** Instructions for the task **
Identify each line in the records below that contains the word "назначения", and copy it.

** Listed records **

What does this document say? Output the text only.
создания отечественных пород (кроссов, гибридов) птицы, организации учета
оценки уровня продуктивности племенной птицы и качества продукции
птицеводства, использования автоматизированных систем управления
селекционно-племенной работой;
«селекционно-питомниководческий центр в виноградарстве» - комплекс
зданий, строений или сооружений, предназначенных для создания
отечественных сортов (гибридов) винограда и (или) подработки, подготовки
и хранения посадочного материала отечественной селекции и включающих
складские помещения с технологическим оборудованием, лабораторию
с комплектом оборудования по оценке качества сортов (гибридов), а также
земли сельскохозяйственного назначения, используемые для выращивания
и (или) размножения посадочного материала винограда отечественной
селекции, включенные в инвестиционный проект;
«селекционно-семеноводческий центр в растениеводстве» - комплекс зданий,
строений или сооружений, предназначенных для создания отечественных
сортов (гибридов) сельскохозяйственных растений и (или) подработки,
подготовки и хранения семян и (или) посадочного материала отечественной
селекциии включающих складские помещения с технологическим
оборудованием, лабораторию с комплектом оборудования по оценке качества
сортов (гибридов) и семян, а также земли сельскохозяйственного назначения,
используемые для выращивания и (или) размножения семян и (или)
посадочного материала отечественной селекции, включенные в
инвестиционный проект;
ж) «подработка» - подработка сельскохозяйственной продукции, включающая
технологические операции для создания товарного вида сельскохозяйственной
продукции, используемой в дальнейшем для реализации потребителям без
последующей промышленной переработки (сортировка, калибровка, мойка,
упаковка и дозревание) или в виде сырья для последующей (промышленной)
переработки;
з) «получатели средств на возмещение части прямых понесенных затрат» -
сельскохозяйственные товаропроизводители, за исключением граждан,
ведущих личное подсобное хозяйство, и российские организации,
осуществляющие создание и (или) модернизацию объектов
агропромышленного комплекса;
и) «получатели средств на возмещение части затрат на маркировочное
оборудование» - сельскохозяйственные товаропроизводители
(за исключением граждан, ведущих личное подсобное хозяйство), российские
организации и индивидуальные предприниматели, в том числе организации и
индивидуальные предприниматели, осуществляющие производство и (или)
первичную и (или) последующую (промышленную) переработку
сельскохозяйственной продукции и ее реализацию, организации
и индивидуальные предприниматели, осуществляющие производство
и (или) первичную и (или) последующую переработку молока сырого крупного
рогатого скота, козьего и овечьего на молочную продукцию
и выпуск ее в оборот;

** Reply **
земли сельскохозяйственного назначения, используемые для выращивания
сортов (гибридов) и семян, а также земли сельскохозяйственного назначения,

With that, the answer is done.